Pull each line containing "organic" out of the data and copy it.

>>>>>

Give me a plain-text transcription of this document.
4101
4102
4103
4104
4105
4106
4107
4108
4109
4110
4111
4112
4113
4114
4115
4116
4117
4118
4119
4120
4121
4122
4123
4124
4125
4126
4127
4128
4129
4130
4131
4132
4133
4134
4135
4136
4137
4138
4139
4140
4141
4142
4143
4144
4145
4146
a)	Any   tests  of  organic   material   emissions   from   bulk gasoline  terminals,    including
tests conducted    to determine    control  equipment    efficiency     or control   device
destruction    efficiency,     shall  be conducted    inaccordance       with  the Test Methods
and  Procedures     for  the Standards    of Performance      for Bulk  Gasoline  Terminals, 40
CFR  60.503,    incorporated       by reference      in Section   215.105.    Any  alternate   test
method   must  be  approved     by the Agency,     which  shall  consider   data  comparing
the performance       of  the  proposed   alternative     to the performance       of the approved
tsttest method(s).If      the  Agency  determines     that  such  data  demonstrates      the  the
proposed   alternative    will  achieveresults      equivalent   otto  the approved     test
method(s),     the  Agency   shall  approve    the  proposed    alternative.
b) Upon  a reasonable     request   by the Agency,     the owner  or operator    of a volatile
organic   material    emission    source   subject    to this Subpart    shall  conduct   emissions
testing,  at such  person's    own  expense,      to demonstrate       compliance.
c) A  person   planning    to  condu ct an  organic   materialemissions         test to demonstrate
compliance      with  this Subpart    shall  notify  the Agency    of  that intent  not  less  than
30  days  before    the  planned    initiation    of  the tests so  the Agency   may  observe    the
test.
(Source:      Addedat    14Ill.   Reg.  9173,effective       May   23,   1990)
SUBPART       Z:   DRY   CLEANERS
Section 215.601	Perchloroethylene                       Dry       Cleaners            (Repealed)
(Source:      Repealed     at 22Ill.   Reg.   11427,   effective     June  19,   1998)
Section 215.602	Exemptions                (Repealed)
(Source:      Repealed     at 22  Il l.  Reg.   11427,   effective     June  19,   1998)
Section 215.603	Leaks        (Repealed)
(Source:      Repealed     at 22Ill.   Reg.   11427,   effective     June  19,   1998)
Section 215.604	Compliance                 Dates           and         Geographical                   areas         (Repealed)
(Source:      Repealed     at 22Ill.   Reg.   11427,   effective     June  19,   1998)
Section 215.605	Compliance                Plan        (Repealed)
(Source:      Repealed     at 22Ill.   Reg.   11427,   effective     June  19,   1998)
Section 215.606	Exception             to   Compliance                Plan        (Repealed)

<<<<<

#### Answer to the exercise:
a)	Any   tests  of  organic   material   emissions   from   bulk gasoline  terminals,    including
organic   material    emission    source   subject    to this Subpart    shall  conduct   emissions
c) A  person   planning    to  condu ct an  organic   materialemissions         test to demonstrate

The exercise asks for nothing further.